DESCRIPTION OF THE TASK: Find the lines with "values" in them and copy them out.

Dataset rows about figures
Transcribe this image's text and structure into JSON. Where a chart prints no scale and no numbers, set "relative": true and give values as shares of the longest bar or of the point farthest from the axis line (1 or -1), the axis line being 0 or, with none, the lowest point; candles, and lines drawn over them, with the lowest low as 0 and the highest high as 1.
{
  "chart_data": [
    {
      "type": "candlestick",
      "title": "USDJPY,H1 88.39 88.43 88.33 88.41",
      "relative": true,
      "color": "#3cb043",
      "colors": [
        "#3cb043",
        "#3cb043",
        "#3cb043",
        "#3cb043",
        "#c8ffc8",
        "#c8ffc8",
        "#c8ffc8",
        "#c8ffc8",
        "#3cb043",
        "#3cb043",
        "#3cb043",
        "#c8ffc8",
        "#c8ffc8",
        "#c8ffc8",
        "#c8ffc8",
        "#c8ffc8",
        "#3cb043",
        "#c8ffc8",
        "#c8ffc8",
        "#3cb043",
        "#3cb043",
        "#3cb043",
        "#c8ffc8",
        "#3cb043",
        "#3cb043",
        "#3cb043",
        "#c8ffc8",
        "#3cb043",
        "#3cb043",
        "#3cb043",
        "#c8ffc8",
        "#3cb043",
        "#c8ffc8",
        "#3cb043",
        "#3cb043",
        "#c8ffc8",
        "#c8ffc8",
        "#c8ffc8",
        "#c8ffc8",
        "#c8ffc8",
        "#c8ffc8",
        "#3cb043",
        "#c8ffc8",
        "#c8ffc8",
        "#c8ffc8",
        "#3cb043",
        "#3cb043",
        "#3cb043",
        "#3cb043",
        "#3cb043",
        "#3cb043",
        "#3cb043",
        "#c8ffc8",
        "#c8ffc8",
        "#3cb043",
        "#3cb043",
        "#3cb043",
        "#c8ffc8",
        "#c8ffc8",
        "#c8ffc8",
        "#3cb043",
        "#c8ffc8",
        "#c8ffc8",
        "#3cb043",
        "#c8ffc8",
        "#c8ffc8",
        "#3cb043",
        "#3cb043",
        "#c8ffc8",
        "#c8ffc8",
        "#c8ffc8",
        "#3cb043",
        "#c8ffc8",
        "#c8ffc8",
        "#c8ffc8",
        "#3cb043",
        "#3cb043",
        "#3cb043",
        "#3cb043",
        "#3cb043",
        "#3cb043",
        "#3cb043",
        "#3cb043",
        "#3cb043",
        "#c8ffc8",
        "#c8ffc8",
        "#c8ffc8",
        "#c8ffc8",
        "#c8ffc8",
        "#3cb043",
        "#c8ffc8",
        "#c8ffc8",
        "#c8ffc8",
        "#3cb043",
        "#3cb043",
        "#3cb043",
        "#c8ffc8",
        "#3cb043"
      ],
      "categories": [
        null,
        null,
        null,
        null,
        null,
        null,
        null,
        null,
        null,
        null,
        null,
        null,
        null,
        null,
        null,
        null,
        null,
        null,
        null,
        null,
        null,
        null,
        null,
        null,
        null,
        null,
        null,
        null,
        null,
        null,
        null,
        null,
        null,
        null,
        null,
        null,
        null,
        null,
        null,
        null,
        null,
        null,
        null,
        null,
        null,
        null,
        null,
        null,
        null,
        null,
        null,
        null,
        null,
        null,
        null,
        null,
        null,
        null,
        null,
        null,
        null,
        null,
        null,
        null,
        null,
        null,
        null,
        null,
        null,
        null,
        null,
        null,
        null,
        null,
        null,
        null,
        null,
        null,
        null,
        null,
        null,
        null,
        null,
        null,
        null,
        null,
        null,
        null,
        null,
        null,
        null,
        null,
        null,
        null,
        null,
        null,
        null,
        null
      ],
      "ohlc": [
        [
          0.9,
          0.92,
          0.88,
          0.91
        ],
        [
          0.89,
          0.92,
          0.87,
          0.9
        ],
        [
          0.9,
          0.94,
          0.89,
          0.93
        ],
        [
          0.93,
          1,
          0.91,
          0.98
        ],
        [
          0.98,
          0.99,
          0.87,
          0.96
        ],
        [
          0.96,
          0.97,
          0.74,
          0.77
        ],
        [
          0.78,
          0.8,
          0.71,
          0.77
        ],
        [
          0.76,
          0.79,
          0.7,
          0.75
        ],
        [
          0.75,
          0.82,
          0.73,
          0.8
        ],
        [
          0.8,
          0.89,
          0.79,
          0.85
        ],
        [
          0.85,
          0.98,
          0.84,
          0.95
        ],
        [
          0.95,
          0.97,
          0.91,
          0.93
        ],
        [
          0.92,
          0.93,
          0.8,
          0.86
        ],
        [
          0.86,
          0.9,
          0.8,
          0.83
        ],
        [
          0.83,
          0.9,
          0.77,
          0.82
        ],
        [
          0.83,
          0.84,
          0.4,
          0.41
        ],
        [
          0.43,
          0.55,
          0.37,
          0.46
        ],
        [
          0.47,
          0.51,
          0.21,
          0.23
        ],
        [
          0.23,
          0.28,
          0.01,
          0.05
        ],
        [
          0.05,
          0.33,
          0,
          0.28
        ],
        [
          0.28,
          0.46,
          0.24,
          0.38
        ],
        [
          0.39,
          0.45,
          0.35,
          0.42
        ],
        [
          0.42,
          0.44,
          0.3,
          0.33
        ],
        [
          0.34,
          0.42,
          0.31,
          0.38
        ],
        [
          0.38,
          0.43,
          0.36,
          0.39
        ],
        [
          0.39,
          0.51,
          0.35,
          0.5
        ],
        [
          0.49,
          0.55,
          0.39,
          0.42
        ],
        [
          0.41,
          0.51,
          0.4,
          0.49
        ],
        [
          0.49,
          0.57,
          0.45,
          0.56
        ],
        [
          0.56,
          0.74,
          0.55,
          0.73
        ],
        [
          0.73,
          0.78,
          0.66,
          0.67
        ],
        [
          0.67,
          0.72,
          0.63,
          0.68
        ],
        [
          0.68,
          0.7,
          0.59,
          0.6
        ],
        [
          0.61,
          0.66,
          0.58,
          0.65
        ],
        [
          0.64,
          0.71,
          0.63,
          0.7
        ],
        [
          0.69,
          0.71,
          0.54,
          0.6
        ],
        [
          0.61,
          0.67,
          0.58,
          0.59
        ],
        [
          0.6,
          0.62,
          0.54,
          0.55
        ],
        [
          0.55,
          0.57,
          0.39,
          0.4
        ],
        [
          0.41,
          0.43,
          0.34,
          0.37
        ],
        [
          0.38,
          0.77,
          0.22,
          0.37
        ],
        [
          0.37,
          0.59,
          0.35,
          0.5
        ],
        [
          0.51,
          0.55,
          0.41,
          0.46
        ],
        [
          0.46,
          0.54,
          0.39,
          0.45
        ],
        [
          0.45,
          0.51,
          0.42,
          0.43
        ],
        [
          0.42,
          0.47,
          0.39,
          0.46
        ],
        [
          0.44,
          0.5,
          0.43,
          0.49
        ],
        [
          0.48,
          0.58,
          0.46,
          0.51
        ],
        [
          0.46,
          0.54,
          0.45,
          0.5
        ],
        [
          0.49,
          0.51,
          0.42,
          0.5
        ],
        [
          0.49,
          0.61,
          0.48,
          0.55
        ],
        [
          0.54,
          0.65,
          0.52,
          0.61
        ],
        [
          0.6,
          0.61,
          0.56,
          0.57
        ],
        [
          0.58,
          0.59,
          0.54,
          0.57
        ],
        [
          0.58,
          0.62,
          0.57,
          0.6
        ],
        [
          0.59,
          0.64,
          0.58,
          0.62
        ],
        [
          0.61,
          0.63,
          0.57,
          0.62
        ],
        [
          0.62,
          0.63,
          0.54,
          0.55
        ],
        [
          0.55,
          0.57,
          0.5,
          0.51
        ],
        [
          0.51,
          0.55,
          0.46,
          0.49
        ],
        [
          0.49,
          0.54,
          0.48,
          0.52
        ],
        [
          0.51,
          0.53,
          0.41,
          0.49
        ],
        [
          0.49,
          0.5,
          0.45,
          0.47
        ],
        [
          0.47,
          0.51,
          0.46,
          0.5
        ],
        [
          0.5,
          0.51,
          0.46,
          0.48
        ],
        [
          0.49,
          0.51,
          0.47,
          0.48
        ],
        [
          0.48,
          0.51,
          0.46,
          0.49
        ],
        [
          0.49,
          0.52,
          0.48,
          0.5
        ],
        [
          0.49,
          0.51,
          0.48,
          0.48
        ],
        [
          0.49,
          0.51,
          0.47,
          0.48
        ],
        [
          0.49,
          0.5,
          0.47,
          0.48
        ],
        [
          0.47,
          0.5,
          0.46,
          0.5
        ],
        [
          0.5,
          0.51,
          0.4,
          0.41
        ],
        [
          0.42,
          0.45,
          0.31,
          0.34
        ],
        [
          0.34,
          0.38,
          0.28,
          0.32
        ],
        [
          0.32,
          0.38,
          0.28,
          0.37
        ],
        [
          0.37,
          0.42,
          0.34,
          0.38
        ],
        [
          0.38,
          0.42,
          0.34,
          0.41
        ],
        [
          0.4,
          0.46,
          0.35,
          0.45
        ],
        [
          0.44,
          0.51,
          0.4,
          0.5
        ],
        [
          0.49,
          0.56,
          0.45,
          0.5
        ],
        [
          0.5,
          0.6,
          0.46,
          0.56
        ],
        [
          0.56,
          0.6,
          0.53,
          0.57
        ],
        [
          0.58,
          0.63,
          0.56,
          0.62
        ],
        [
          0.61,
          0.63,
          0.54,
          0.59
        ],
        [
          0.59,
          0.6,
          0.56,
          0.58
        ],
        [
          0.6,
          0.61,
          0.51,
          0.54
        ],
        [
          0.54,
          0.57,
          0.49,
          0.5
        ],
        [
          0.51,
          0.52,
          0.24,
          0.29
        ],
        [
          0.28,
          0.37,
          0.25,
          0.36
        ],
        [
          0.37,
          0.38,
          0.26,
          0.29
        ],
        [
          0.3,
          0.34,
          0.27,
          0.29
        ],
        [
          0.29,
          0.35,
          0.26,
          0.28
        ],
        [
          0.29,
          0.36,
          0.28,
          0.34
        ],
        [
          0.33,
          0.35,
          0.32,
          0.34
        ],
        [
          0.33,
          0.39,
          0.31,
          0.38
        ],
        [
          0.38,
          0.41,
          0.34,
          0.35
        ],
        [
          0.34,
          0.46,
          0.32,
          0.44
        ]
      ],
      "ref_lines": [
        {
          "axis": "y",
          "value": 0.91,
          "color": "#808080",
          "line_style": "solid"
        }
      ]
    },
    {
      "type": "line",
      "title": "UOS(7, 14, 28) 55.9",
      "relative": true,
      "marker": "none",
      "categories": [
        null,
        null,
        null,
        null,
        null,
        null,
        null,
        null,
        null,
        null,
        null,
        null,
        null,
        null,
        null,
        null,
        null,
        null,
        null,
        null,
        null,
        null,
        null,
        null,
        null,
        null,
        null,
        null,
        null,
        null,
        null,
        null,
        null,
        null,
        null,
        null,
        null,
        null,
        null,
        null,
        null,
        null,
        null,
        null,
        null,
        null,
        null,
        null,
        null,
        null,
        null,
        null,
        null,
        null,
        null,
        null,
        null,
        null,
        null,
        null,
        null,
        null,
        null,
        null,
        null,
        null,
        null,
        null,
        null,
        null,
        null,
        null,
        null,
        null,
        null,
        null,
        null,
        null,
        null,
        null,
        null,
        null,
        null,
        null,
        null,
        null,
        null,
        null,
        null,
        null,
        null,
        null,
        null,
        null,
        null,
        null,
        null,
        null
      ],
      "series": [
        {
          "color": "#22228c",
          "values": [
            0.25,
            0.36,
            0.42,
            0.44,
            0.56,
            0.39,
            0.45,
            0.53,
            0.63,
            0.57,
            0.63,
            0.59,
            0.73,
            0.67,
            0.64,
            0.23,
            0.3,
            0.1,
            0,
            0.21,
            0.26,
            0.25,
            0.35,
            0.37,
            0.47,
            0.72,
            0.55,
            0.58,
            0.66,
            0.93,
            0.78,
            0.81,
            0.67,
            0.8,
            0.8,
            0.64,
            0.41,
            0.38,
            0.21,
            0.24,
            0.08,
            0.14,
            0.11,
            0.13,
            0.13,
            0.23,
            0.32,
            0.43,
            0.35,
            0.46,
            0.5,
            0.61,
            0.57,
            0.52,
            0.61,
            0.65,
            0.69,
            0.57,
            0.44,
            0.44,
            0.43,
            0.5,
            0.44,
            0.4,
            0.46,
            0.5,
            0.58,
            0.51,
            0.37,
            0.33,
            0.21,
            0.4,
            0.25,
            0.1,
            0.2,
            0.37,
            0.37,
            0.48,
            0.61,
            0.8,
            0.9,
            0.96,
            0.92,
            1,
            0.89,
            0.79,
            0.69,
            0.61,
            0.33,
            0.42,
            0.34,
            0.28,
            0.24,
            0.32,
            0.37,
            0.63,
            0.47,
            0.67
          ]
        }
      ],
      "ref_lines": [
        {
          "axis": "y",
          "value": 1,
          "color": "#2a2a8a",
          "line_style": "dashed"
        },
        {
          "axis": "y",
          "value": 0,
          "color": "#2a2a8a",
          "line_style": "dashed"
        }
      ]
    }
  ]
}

SOLUTION:
Transcribe this image's text and structure into JSON. Where a chart prints no scale and no numbers, set "relative": true and give values as shares of the longest bar or of the point farthest from the axis line (1 or -1), the axis line being 0 or, with none, the lowest point; candles, and lines drawn over them, with the lowest low as 0 and the highest high as 1.
          "values": [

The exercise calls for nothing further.